Pull out each line of the data that contains the string "item", matching upper and lower case exactly.

---

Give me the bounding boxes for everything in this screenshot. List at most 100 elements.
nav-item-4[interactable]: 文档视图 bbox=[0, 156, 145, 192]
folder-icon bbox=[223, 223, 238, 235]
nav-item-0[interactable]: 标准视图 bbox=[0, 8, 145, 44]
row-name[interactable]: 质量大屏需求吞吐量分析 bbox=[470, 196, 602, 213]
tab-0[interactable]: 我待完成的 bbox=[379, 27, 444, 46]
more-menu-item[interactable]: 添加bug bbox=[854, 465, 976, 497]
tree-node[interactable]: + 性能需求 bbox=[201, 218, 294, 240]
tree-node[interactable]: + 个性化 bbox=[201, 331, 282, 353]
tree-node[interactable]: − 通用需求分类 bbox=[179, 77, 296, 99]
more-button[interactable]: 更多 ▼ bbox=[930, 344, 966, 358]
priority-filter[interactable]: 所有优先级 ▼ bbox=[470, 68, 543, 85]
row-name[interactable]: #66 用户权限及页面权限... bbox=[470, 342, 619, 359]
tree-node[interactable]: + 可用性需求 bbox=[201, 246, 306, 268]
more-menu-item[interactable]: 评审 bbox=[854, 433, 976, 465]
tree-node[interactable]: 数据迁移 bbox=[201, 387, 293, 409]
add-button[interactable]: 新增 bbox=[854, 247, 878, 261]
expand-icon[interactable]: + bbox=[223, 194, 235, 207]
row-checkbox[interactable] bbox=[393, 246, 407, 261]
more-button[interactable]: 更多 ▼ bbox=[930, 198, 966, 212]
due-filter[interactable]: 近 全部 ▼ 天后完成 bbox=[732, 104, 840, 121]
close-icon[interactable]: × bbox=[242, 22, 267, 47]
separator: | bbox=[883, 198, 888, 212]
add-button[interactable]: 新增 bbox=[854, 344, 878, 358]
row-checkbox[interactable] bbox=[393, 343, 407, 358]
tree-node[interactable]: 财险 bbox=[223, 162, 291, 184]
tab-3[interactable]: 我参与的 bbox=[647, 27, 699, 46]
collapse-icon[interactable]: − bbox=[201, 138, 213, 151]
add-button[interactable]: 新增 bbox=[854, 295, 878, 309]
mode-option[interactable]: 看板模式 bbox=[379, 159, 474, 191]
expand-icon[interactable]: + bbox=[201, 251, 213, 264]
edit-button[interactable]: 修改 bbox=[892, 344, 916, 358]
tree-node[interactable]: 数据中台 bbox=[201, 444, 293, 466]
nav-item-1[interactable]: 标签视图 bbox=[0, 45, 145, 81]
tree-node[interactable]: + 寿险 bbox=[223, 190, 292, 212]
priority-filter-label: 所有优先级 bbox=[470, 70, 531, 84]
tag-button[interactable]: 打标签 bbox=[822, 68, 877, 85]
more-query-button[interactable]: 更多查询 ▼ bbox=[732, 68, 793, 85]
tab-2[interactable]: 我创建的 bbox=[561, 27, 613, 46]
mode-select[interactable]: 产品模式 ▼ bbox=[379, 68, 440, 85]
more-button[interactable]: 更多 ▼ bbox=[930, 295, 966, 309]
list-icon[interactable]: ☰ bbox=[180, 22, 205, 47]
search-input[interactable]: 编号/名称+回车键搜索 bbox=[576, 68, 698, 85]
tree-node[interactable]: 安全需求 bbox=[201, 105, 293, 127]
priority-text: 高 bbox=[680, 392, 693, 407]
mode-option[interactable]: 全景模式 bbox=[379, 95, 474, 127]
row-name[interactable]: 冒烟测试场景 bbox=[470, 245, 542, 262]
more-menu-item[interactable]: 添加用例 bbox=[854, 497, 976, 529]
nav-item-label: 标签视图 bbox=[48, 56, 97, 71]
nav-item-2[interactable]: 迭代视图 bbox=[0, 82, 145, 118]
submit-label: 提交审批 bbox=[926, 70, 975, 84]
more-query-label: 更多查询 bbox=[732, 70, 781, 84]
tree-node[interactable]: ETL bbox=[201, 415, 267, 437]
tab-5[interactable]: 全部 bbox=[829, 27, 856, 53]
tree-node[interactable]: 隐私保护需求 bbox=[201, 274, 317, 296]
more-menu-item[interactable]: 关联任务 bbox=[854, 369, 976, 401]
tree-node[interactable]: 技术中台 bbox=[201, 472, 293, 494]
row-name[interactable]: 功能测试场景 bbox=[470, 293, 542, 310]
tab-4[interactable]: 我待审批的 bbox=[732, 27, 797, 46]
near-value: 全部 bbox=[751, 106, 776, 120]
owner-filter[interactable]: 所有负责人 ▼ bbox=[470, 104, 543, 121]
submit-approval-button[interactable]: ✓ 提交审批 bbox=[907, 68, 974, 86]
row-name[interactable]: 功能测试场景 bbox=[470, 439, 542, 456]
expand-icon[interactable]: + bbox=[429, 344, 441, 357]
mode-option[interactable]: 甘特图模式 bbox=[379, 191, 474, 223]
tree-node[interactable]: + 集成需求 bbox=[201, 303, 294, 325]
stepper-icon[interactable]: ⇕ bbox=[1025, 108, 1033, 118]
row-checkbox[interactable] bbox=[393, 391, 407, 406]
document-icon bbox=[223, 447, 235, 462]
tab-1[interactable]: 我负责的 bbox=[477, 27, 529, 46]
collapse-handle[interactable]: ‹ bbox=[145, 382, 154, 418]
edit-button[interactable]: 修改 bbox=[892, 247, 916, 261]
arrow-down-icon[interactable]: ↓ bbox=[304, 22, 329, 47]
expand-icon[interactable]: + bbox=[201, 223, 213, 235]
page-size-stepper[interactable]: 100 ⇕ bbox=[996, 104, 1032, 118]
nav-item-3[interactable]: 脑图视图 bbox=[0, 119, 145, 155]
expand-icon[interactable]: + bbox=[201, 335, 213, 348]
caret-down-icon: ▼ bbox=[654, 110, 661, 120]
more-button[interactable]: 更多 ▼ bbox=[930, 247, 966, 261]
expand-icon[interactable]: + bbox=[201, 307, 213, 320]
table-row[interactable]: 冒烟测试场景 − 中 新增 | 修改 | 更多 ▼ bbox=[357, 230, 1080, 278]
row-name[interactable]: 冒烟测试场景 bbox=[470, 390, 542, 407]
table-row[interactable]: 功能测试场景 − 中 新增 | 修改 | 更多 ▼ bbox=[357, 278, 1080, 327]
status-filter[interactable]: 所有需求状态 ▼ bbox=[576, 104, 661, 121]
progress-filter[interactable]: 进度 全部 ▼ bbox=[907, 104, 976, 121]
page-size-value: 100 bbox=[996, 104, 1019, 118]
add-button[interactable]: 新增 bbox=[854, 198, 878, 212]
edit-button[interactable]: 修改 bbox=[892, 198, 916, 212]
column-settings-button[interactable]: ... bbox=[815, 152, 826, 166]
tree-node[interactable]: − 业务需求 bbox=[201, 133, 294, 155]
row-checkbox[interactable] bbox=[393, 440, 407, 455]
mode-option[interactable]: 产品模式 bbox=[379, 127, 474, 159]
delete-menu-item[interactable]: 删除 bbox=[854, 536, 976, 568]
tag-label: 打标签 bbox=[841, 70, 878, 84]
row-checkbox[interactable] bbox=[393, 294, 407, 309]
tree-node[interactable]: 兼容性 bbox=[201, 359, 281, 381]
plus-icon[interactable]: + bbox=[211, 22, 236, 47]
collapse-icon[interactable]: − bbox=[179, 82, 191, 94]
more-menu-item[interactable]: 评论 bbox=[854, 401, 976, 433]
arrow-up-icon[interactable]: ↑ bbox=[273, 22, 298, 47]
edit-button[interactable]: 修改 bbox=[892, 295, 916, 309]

---

> EXERCISE RESPONSE
nav-item-4[interactable]: 文档视图 bbox=[0, 156, 145, 192]
nav-item-0[interactable]: 标准视图 bbox=[0, 8, 145, 44]
more-menu-item[interactable]: 添加bug bbox=[854, 465, 976, 497]
more-menu-item[interactable]: 评审 bbox=[854, 433, 976, 465]
nav-item-1[interactable]: 标签视图 bbox=[0, 45, 145, 81]
more-menu-item[interactable]: 添加用例 bbox=[854, 497, 976, 529]
nav-item-label: 标签视图 bbox=[48, 56, 97, 71]
nav-item-2[interactable]: 迭代视图 bbox=[0, 82, 145, 118]
more-menu-item[interactable]: 关联任务 bbox=[854, 369, 976, 401]
nav-item-3[interactable]: 脑图视图 bbox=[0, 119, 145, 155]
delete-menu-item[interactable]: 删除 bbox=[854, 536, 976, 568]
more-menu-item[interactable]: 评论 bbox=[854, 401, 976, 433]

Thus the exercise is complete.